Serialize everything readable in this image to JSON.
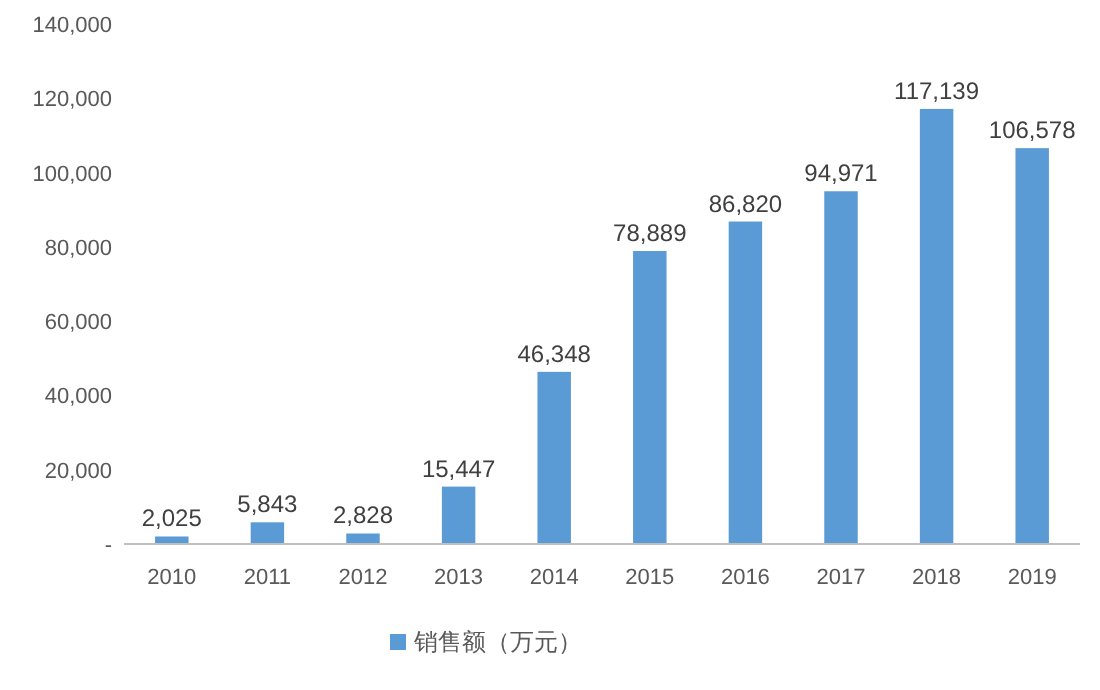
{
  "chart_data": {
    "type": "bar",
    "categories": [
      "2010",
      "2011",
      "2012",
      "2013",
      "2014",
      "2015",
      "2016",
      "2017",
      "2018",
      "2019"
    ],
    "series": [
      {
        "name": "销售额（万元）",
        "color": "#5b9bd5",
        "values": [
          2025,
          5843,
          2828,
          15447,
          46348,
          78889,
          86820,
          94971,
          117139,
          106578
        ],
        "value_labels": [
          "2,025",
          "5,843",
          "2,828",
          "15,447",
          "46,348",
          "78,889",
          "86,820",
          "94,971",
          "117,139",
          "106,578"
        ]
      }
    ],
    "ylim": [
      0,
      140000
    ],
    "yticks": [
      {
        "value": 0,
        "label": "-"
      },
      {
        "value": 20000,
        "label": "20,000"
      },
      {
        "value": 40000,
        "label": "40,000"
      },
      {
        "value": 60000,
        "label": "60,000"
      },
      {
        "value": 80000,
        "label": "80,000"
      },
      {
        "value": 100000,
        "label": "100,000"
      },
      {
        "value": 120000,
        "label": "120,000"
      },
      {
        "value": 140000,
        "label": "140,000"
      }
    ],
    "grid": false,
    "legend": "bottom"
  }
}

◇ ◇ ◇ ◇

**What to do**
Pictures in the records should not appear in your copy, but everything else must be transcribed exactly.

**Exercise result**
Serialize everything readable in this image to JSON.
{
  "chart_data": {
    "type": "bar",
    "categories": [
      "2010",
      "2011",
      "2012",
      "2013",
      "2014",
      "2015",
      "2016",
      "2017",
      "2018",
      "2019"
    ],
    "series": [
      {
        "name": "销售额（万元）",
        "color": "#5b9bd5",
        "values": [
          2025,
          5843,
          2828,
          15447,
          46348,
          78889,
          86820,
          94971,
          117139,
          106578
        ],
        "value_labels": [
          "2,025",
          "5,843",
          "2,828",
          "15,447",
          "46,348",
          "78,889",
          "86,820",
          "94,971",
          "117,139",
          "106,578"
        ]
      }
    ],
    "ylim": [
      0,
      140000
    ],
    "yticks": [
      {
        "value": 0,
        "label": "-"
      },
      {
        "value": 20000,
        "label": "20,000"
      },
      {
        "value": 40000,
        "label": "40,000"
      },
      {
        "value": 60000,
        "label": "60,000"
      },
      {
        "value": 80000,
        "label": "80,000"
      },
      {
        "value": 100000,
        "label": "100,000"
      },
      {
        "value": 120000,
        "label": "120,000"
      },
      {
        "value": 140000,
        "label": "140,000"
      }
    ],
    "grid": false,
    "legend": "bottom"
  }
}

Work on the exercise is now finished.